### EXTRAIT DU DOCUMENT
+===+
Election en France : le retour des deux gauches irréconciliables ?

Cette expression, devenue désormais célèbre, tient son origine du titre d’une publication dans la presse de l’ancien Premier ministre, Manuel Valls. Alors qu’on pensait le front républicain fonctionner encore pour faire barrage contre le Rassemblement National, le voilà de nouveau déchiré. Les courants de gauche traînent les pieds pour s’y rallier, voire l’écartent radicalement pour le second tour des élections dans plusieurs régions.

En fait, cette notion de gauches irréconciliables vient de beaucoup plus loin dans l’histoire. Remontons le temps et restons dans les très grandes lignes de cette fracture, sans tentative d’érudition, comme je le dis à chaque fois.

D’où vient l’appellation de gauche ?
+===+
Enregistrements du jeu de données
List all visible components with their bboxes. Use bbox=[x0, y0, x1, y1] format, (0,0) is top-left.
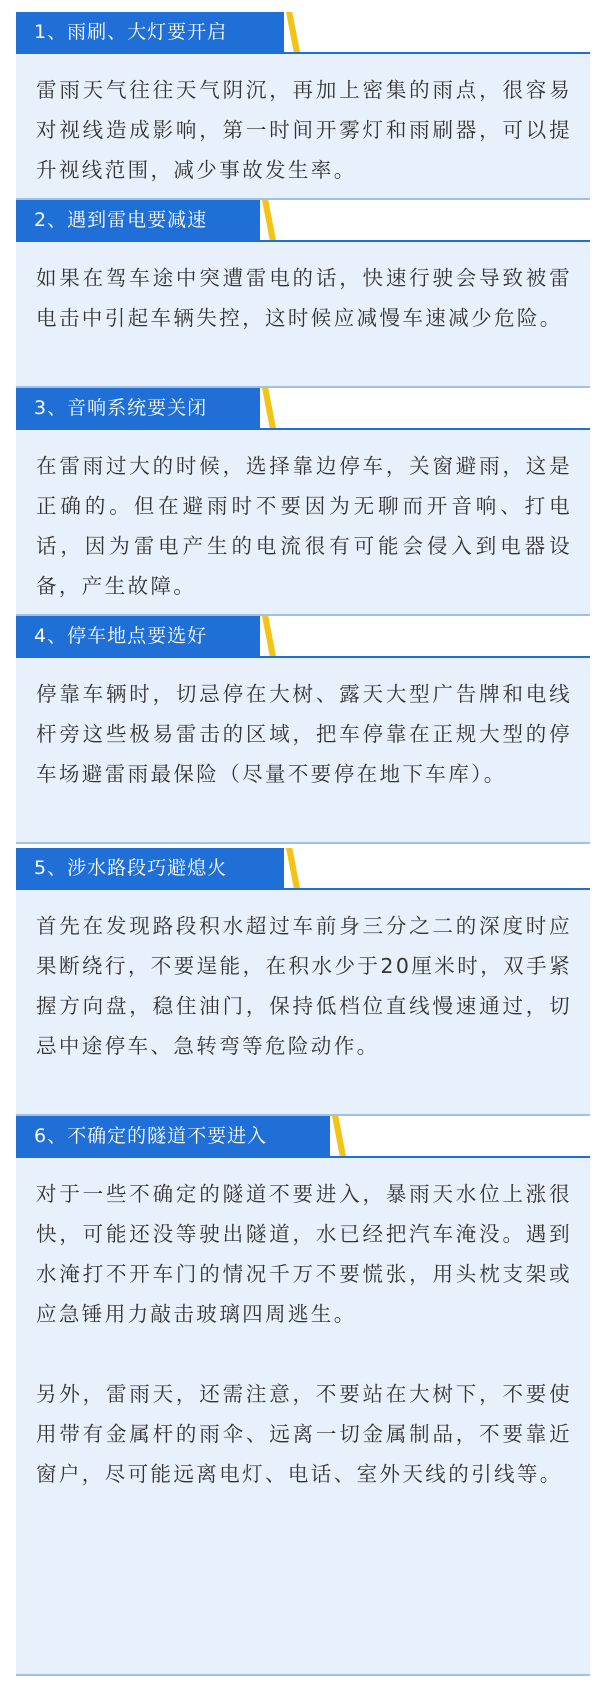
paragraph: 雷雨天气往往天气阴沉，再加上密集的雨点，很容易对视线造成影响，第一时间开雾灯和雨刷器，可以提升视线范围，减少事故发生率。 bbox=[36, 78, 572, 182]
paragraph: 另外，雷雨天，还需注意，不要站在大树下，不要使用带有金属杆的雨伞、远离一切金属制品，不要靠近窗户，尽可能远离电灯、电话、室外天线的引线等。 bbox=[36, 1382, 572, 1486]
section-content bbox=[16, 888, 590, 1116]
section-content bbox=[16, 240, 590, 388]
yellow-stripe-decoration bbox=[286, 12, 300, 52]
yellow-stripe-decoration bbox=[262, 616, 276, 656]
section-title: 2、遇到雷电要减速 bbox=[34, 209, 208, 231]
yellow-stripe-decoration bbox=[332, 1116, 346, 1156]
section-header bbox=[16, 848, 590, 888]
section-content bbox=[16, 428, 590, 616]
paragraph: 停靠车辆时，切忌停在大树、露天大型广告牌和电线杆旁这些极易雷击的区域，把车停靠在正规大型的停车场避雷雨最保险（尽量不要停在地下车库）。 bbox=[36, 682, 572, 786]
section-header bbox=[16, 616, 590, 656]
section-header bbox=[16, 1116, 590, 1156]
section-1 bbox=[16, 12, 590, 200]
section-6 bbox=[16, 1116, 590, 1676]
section-3 bbox=[16, 388, 590, 616]
section-4 bbox=[16, 616, 590, 844]
paragraph: 在雷雨过大的时候，选择靠边停车，关窗避雨，这是正确的。但在避雨时不要因为无聊而开音响、打电话，因为雷电产生的电流很有可能会侵入到电器设备，产生故障。 bbox=[36, 454, 572, 598]
section-header bbox=[16, 388, 590, 428]
section-5 bbox=[16, 848, 590, 1116]
section-title: 5、涉水路段巧避熄火 bbox=[34, 857, 228, 879]
section-title: 4、停车地点要选好 bbox=[34, 625, 208, 647]
yellow-stripe-decoration bbox=[286, 848, 300, 888]
section-title: 3、音响系统要关闭 bbox=[34, 397, 208, 419]
yellow-stripe-decoration bbox=[262, 388, 276, 428]
section-title: 6、不确定的隧道不要进入 bbox=[34, 1125, 268, 1147]
yellow-stripe-decoration bbox=[262, 200, 276, 240]
paragraph: 首先在发现路段积水超过车前身三分之二的深度时应果断绕行，不要逞能，在积水少于20厘米时，双手紧握方向盘，稳住油门，保持低档位直线慢速通过，切忌中途停车、急转弯等危险动作。 bbox=[36, 914, 572, 1058]
section-title: 1、雨刷、大灯要开启 bbox=[34, 21, 228, 43]
paragraph: 如果在驾车途中突遭雷电的话，快速行驶会导致被雷电击中引起车辆失控，这时候应减慢车速减少危险。 bbox=[36, 266, 572, 330]
section-header bbox=[16, 12, 590, 52]
section-content bbox=[16, 1156, 590, 1676]
section-2 bbox=[16, 200, 590, 388]
section-content bbox=[16, 656, 590, 844]
section-content bbox=[16, 52, 590, 200]
section-header bbox=[16, 200, 590, 240]
paragraph: 对于一些不确定的隧道不要进入，暴雨天水位上涨很快，可能还没等驶出隧道，水已经把汽车淹没。遇到水淹打不开车门的情况千万不要慌张，用头枕支架或应急锤用力敲击玻璃四周逃生。 bbox=[36, 1182, 572, 1326]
+===+
### TRAVAIL À FAIRE
A - Répondez à ces questions d'après l'extrait sur les gauches irréconciliables :
(i) De qui vient la publication dont le titre est à l'origine de l'expression ?
(ii) Contre quel parti le front républicain devait-il faire barrage ?
(iii) Pour quel tour des élections certains courants de gauche écartent-ils ce front ?
B - Citez fidèlement l'extrait sur les gauches irréconciliables, de « Cette expression, devenue » à « à chaque fois. ».
C - Relevez tous les noms propres qui figurent dans l'extrait sur les gauches irréconciliables.

### RÉPONSES PAR TÂCHE
A -
(i) De l'ancien Premier ministre Manuel Valls.
(ii) Contre le Rassemblement National.
(iii) Pour le second tour.

B -
Cette expression, devenue désormais célèbre, tient son origine du titre d’une publication dans la presse de l’ancien Premier ministre, Manuel Valls. Alors qu’on pensait le front républicain fonctionner encore pour faire barrage contre le Rassemblement National, le voilà de nouveau déchiré. Les courants de gauche traînent les pieds pour s’y rallier, voire l’écartent radicalement pour le second tour des élections dans plusieurs régions.

En fait, cette notion de gauches irréconciliables vient de beaucoup plus loin dans l’histoire. Remontons le temps et restons dans les très grandes lignes de cette fracture, sans tentative d’érudition, comme je le dis à chaque fois.

C - France, Manuel Valls, Rassemblement National